▶ What you need to do
Copy out the listing that follows, exactly, without its pictures.

▶ Task data
====

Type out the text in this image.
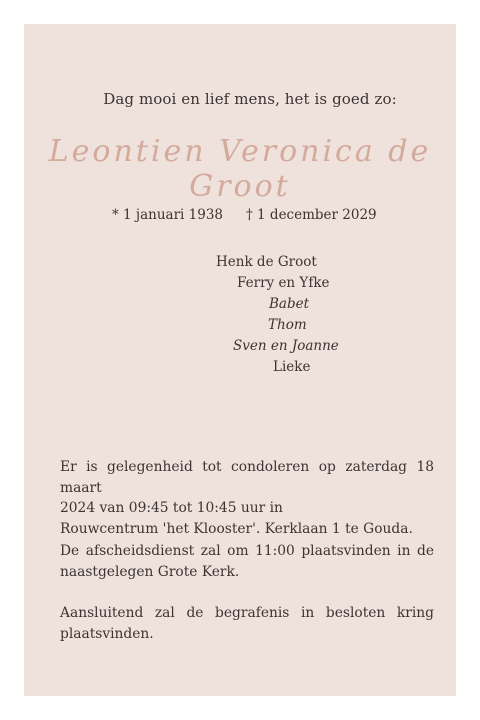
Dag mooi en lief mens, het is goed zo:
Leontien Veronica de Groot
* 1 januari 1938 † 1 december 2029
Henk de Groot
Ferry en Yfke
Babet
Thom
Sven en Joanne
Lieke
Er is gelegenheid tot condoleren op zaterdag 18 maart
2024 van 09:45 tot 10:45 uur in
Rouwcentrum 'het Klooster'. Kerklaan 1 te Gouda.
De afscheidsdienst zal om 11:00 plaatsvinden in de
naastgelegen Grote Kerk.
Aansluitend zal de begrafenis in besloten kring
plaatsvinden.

====

▶ Solution to this task
Type out the text in this image.
Dag mooi en lief mens, het is goed zo:
Leontien Veronica de Groot
* 1 januari 1938 † 1 december 2029
Henk de Groot
Ferry en Yfke
Babet
Thom
Sven en Joanne
Lieke
Er is gelegenheid tot condoleren op zaterdag 18 maart
2024 van 09:45 tot 10:45 uur in
Rouwcentrum 'het Klooster'. Kerklaan 1 te Gouda.
De afscheidsdienst zal om 11:00 plaatsvinden in de
naastgelegen Grote Kerk.
Aansluitend zal de begrafenis in besloten kring
plaatsvinden.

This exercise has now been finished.